* Begin Items *

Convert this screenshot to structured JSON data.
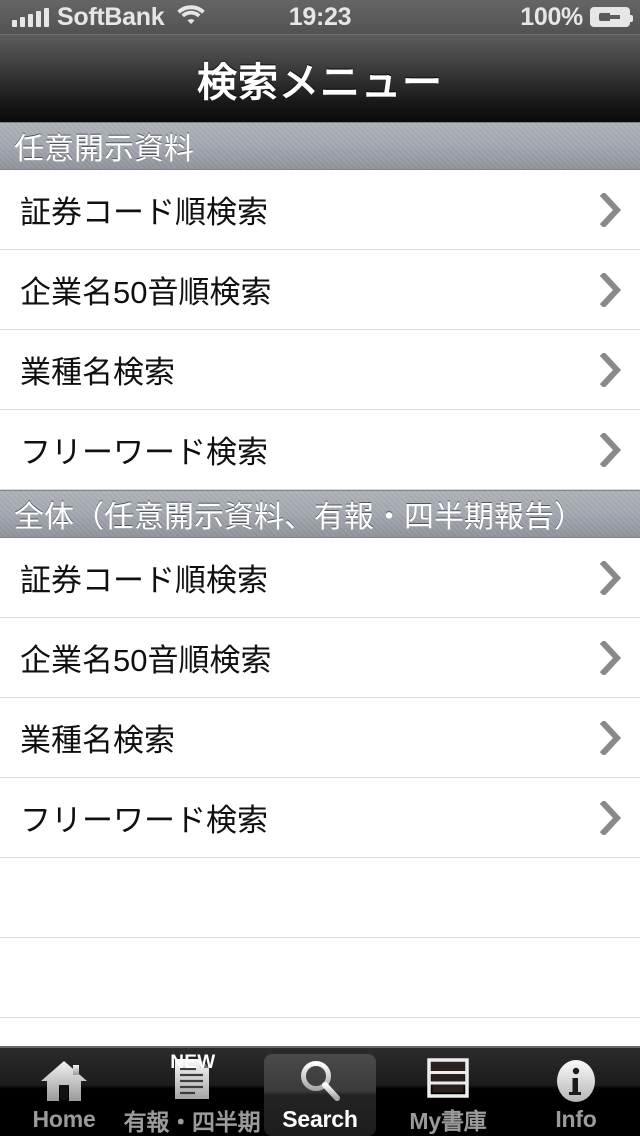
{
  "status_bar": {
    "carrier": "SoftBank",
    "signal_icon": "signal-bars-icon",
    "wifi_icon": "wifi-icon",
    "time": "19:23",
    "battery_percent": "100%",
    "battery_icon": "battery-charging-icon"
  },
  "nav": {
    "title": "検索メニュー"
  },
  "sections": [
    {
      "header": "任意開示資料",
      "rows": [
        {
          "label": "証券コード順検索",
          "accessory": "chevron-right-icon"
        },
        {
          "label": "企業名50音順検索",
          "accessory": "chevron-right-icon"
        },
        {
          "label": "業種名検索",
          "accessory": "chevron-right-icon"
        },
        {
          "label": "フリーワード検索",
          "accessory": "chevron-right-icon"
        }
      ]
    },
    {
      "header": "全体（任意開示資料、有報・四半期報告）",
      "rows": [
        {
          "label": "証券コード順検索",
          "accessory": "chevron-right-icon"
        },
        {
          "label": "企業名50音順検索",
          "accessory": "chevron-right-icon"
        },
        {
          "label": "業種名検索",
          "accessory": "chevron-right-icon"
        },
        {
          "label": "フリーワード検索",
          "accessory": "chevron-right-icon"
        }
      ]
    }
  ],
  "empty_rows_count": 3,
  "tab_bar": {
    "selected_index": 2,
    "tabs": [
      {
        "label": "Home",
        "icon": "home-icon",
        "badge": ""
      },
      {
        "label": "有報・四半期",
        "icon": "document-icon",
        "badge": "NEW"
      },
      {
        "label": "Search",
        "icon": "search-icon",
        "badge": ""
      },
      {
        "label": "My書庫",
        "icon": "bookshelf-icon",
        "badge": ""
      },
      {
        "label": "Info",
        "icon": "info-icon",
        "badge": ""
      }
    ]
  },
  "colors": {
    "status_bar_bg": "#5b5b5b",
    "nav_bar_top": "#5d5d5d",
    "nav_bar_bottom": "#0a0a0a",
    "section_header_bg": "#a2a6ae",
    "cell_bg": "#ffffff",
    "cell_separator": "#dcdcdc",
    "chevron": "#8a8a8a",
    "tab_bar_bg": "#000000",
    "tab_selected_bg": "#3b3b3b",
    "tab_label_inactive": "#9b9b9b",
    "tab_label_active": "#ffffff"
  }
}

* End Items *

→ **Instructions to follow**: From the data above, gather every line that includes the word "ffffff".

→ **Task output**:
    "cell_bg": "#ffffff",
    "tab_label_active": "#ffffff"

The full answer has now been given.